▶ [EXCERPTED RECORDS]
++++++++++

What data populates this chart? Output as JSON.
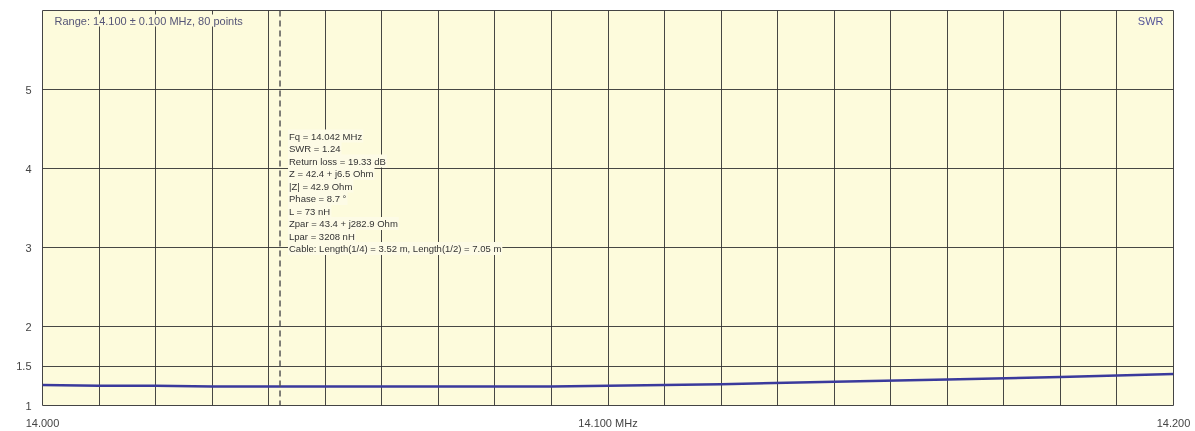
{
  "chart_data": {
    "type": "line",
    "title": "Range: 14.100 ± 0.100 MHz, 80 points",
    "ylabel": "SWR",
    "x": [
      14.0,
      14.01,
      14.02,
      14.03,
      14.04,
      14.06,
      14.08,
      14.09,
      14.1,
      14.12,
      14.14,
      14.16,
      14.18,
      14.2
    ],
    "series": [
      {
        "color": "#3a3a9c",
        "values": [
          1.26,
          1.25,
          1.25,
          1.24,
          1.24,
          1.24,
          1.24,
          1.24,
          1.25,
          1.27,
          1.3,
          1.33,
          1.36,
          1.4
        ]
      }
    ],
    "xlim": [
      14.0,
      14.2
    ],
    "xticks": [
      {
        "value": 14.0,
        "label": "14.000"
      },
      {
        "value": 14.01,
        "label": null
      },
      {
        "value": 14.02,
        "label": null
      },
      {
        "value": 14.03,
        "label": null
      },
      {
        "value": 14.04,
        "label": null
      },
      {
        "value": 14.05,
        "label": null
      },
      {
        "value": 14.06,
        "label": null
      },
      {
        "value": 14.07,
        "label": null
      },
      {
        "value": 14.08,
        "label": null
      },
      {
        "value": 14.09,
        "label": null
      },
      {
        "value": 14.1,
        "label": "14.100 MHz"
      },
      {
        "value": 14.11,
        "label": null
      },
      {
        "value": 14.12,
        "label": null
      },
      {
        "value": 14.13,
        "label": null
      },
      {
        "value": 14.14,
        "label": null
      },
      {
        "value": 14.15,
        "label": null
      },
      {
        "value": 14.16,
        "label": null
      },
      {
        "value": 14.17,
        "label": null
      },
      {
        "value": 14.18,
        "label": null
      },
      {
        "value": 14.19,
        "label": null
      },
      {
        "value": 14.2,
        "label": "14.200"
      }
    ],
    "ylim": [
      1,
      6
    ],
    "yticks": [
      1,
      1.5,
      2,
      3,
      4,
      5
    ],
    "grid": true,
    "marker": "none",
    "line_style": "solid",
    "ref_lines": [
      {
        "axis": "x",
        "value": 14.042,
        "label": null,
        "color": "#555555",
        "line_style": "dashed"
      }
    ],
    "annotations": [
      "Fq = 14.042 MHz",
      "SWR = 1.24",
      "Return loss = 19.33 dB",
      "Z = 42.4 + j6.5 Ohm",
      "|Z| = 42.9 Ohm",
      "Phase = 8.7 °",
      "L = 73 nH",
      "Zpar = 43.4 + j282.9 Ohm",
      "Lpar = 3208 nH",
      "Cable: Length(1/4) = 3.52 m, Length(1/2) = 7.05 m"
    ]
  }
}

++++++++++

▶ [GIVEN INSTRUCTION] Write out all the entries word for word, but skip any images.

▶ [RESULT]
What data populates this chart? Output as JSON.
{
  "chart_data": {
    "type": "line",
    "title": "Range: 14.100 ± 0.100 MHz, 80 points",
    "ylabel": "SWR",
    "x": [
      14.0,
      14.01,
      14.02,
      14.03,
      14.04,
      14.06,
      14.08,
      14.09,
      14.1,
      14.12,
      14.14,
      14.16,
      14.18,
      14.2
    ],
    "series": [
      {
        "color": "#3a3a9c",
        "values": [
          1.26,
          1.25,
          1.25,
          1.24,
          1.24,
          1.24,
          1.24,
          1.24,
          1.25,
          1.27,
          1.3,
          1.33,
          1.36,
          1.4
        ]
      }
    ],
    "xlim": [
      14.0,
      14.2
    ],
    "xticks": [
      {
        "value": 14.0,
        "label": "14.000"
      },
      {
        "value": 14.01,
        "label": null
      },
      {
        "value": 14.02,
        "label": null
      },
      {
        "value": 14.03,
        "label": null
      },
      {
        "value": 14.04,
        "label": null
      },
      {
        "value": 14.05,
        "label": null
      },
      {
        "value": 14.06,
        "label": null
      },
      {
        "value": 14.07,
        "label": null
      },
      {
        "value": 14.08,
        "label": null
      },
      {
        "value": 14.09,
        "label": null
      },
      {
        "value": 14.1,
        "label": "14.100 MHz"
      },
      {
        "value": 14.11,
        "label": null
      },
      {
        "value": 14.12,
        "label": null
      },
      {
        "value": 14.13,
        "label": null
      },
      {
        "value": 14.14,
        "label": null
      },
      {
        "value": 14.15,
        "label": null
      },
      {
        "value": 14.16,
        "label": null
      },
      {
        "value": 14.17,
        "label": null
      },
      {
        "value": 14.18,
        "label": null
      },
      {
        "value": 14.19,
        "label": null
      },
      {
        "value": 14.2,
        "label": "14.200"
      }
    ],
    "ylim": [
      1,
      6
    ],
    "yticks": [
      1,
      1.5,
      2,
      3,
      4,
      5
    ],
    "grid": true,
    "marker": "none",
    "line_style": "solid",
    "ref_lines": [
      {
        "axis": "x",
        "value": 14.042,
        "label": null,
        "color": "#555555",
        "line_style": "dashed"
      }
    ],
    "annotations": [
      "Fq = 14.042 MHz",
      "SWR = 1.24",
      "Return loss = 19.33 dB",
      "Z = 42.4 + j6.5 Ohm",
      "|Z| = 42.9 Ohm",
      "Phase = 8.7 °",
      "L = 73 nH",
      "Zpar = 43.4 + j282.9 Ohm",
      "Lpar = 3208 nH",
      "Cable: Length(1/4) = 3.52 m, Length(1/2) = 7.05 m"
    ]
  }
}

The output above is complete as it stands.